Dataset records
──────────

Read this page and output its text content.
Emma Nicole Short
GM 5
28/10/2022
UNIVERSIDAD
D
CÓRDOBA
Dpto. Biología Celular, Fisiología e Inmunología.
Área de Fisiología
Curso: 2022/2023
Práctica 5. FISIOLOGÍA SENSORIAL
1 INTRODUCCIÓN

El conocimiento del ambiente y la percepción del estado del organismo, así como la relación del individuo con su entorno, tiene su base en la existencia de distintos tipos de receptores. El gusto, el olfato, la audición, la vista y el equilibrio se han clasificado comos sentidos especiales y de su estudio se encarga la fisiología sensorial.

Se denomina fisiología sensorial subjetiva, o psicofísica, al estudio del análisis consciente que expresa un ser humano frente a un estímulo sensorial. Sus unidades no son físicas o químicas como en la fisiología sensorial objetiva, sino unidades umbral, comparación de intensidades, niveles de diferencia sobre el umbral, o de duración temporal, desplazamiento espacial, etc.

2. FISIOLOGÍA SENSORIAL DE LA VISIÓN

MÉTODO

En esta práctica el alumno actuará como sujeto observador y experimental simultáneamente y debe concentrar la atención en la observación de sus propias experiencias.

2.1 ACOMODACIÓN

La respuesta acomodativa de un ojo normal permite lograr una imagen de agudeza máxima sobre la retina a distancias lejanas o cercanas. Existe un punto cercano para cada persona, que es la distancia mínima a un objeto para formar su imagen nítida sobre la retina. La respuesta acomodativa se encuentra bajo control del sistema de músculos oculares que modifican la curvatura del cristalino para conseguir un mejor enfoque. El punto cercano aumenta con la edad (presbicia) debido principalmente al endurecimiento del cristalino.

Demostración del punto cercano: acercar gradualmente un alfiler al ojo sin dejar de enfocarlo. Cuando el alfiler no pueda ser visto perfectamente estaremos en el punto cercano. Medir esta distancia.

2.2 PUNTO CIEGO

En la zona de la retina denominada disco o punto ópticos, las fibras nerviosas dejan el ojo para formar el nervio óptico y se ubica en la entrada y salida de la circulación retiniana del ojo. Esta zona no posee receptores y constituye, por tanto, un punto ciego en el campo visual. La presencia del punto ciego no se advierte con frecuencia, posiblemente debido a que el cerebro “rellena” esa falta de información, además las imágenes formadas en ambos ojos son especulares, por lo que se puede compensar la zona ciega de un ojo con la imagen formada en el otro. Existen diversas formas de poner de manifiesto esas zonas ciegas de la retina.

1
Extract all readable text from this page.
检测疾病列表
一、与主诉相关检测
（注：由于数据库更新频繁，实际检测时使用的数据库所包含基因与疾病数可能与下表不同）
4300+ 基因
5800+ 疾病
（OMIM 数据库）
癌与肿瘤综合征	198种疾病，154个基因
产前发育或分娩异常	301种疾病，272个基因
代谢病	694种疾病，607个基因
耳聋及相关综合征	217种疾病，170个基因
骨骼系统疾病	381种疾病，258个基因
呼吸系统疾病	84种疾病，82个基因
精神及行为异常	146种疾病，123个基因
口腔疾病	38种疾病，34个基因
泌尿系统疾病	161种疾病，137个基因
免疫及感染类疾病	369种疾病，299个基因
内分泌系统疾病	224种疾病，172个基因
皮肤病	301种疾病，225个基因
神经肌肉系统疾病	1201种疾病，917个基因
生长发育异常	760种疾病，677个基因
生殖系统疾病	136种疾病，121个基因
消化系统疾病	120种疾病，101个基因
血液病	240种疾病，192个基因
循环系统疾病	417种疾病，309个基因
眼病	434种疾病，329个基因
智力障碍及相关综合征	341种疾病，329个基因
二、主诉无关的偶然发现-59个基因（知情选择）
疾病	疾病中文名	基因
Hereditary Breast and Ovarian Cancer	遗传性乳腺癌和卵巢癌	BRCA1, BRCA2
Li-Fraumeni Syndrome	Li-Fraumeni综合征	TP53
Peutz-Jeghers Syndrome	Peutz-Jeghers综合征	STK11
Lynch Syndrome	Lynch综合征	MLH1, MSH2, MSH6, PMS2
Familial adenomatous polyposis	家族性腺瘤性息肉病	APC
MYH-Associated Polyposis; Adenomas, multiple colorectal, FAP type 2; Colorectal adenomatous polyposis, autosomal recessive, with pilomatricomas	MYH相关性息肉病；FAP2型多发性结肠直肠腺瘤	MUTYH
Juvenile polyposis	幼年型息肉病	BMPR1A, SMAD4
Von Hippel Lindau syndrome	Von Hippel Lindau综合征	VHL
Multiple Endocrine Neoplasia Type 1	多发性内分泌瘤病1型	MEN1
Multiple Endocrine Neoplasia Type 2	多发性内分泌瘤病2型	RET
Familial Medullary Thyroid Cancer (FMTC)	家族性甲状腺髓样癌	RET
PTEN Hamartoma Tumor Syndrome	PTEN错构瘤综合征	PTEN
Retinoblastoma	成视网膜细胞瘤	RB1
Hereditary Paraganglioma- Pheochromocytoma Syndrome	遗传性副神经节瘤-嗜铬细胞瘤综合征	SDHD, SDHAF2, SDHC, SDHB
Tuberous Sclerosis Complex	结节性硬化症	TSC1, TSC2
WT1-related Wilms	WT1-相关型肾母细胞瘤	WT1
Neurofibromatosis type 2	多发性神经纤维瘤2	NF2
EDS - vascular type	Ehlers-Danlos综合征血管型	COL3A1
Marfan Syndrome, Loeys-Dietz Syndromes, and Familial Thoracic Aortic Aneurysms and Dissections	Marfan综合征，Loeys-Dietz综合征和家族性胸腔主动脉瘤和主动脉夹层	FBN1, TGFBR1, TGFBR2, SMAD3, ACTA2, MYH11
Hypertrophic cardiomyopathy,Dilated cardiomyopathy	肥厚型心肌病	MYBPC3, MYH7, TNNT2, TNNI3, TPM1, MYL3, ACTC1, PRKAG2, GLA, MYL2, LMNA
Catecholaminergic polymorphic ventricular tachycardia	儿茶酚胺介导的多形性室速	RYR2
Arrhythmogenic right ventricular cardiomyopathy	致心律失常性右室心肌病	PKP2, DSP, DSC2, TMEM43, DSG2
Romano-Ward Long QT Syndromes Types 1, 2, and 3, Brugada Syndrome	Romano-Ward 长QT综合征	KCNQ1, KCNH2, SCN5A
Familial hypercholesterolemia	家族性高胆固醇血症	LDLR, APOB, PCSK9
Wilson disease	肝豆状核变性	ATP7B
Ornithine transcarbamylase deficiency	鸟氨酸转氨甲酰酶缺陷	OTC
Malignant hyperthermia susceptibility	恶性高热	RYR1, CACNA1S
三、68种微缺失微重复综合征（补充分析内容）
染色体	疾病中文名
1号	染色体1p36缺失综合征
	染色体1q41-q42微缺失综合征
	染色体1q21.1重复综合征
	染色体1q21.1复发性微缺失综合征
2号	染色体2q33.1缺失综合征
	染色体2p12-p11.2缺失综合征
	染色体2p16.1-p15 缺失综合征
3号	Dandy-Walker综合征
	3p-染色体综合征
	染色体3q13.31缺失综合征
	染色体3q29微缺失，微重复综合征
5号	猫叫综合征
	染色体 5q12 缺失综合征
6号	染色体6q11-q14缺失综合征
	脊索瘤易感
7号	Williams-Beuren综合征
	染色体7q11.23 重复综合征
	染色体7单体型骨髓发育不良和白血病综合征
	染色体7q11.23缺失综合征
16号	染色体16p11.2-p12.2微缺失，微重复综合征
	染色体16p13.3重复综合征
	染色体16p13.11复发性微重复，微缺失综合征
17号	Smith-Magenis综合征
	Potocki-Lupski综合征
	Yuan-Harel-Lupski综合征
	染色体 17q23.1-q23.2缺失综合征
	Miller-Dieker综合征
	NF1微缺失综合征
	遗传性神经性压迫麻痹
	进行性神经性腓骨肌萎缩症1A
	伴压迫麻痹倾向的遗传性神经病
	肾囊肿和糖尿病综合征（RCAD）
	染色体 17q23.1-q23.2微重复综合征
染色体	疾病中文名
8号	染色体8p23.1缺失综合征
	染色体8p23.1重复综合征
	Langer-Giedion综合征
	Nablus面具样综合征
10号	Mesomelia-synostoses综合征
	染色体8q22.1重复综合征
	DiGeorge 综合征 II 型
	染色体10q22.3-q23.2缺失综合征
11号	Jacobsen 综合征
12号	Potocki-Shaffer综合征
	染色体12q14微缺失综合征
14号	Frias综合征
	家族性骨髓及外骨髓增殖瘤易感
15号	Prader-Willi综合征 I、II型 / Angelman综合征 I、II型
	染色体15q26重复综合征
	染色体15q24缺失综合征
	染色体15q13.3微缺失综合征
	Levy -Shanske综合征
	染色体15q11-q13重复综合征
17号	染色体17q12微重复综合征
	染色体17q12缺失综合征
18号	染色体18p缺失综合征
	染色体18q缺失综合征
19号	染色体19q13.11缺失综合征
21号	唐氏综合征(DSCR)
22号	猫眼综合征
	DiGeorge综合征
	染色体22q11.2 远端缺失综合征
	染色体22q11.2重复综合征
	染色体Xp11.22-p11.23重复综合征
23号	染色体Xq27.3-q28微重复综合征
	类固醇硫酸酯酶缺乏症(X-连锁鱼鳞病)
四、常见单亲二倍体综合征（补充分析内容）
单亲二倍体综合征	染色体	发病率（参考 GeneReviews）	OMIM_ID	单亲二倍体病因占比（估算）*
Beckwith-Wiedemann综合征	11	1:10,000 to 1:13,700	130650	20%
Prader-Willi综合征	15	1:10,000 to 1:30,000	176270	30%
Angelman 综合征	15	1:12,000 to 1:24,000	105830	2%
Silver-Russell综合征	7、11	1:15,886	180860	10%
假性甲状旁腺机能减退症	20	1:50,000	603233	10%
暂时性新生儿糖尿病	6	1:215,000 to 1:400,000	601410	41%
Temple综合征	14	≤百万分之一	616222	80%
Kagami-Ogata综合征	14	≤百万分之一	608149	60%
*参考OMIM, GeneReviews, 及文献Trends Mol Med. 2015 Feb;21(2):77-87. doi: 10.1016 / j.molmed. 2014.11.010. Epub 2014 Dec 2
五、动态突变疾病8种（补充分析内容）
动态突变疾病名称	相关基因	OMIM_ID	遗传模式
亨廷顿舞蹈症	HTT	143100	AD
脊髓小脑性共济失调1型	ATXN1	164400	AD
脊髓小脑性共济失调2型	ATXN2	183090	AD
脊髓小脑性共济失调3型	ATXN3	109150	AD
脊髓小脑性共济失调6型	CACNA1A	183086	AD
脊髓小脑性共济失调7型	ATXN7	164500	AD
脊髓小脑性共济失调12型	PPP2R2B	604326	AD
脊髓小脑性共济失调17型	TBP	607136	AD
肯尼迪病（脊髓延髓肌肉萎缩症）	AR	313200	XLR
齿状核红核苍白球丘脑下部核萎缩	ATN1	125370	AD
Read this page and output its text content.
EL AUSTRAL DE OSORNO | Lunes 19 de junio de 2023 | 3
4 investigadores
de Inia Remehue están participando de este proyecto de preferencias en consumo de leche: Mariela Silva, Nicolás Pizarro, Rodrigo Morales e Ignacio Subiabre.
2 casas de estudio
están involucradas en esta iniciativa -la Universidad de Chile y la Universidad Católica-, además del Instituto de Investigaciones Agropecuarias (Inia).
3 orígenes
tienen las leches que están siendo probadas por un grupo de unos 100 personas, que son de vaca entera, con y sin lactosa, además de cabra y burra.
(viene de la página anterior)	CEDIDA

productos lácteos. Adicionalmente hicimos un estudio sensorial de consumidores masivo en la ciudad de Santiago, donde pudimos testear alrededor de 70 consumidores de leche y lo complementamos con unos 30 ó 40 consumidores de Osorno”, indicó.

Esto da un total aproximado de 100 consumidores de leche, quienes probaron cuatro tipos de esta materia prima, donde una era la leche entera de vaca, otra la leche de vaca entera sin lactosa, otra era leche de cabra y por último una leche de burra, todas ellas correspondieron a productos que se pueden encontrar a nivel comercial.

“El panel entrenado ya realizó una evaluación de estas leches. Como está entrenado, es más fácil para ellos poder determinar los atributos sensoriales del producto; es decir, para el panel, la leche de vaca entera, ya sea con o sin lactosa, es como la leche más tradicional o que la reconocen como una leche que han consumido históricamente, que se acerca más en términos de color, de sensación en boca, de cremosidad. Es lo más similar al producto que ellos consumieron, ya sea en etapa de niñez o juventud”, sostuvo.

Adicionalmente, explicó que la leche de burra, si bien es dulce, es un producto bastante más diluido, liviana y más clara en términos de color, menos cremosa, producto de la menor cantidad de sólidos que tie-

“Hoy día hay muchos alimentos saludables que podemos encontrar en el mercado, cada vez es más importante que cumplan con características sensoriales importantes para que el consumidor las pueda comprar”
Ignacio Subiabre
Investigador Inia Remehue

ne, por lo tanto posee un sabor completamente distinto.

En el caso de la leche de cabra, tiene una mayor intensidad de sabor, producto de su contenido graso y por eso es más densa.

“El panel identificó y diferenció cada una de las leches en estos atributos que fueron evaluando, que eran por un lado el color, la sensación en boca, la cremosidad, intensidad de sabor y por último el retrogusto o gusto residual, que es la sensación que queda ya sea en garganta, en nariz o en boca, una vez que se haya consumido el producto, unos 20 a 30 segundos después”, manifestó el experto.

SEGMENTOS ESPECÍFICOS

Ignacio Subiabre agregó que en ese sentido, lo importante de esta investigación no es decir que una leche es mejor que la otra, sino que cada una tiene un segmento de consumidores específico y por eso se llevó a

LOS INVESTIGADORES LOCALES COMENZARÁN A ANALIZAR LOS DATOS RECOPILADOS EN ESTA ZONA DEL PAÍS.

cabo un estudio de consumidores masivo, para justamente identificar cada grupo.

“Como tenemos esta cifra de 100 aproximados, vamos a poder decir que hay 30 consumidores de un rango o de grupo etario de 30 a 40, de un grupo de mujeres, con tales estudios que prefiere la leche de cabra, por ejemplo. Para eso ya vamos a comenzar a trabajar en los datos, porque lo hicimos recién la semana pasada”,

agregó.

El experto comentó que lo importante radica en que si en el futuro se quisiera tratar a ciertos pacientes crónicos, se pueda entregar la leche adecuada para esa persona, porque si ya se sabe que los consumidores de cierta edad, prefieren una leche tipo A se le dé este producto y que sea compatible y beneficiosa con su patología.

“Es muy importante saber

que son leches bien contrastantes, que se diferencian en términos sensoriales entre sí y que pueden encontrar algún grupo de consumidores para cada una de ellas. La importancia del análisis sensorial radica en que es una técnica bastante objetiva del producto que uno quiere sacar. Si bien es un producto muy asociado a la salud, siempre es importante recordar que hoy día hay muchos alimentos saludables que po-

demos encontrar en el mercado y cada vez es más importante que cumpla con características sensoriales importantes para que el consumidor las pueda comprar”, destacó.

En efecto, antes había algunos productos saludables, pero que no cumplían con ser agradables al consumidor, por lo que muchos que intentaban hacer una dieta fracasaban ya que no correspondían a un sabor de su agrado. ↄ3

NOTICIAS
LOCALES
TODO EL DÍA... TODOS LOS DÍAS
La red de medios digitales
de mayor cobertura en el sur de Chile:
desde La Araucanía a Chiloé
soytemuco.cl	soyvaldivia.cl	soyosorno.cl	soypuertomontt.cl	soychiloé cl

──────────

§ Instructions for the task
Which lines of the data hold the string "agregó"? Return each of them.

§ Finished task
Ignacio Subiabre agregó que en ese sentido, lo importante de esta investigación no es decir que una leche es mejor que la otra, sino que cada una tiene un segmento de consumidores específico y por eso se llevó a
agregó.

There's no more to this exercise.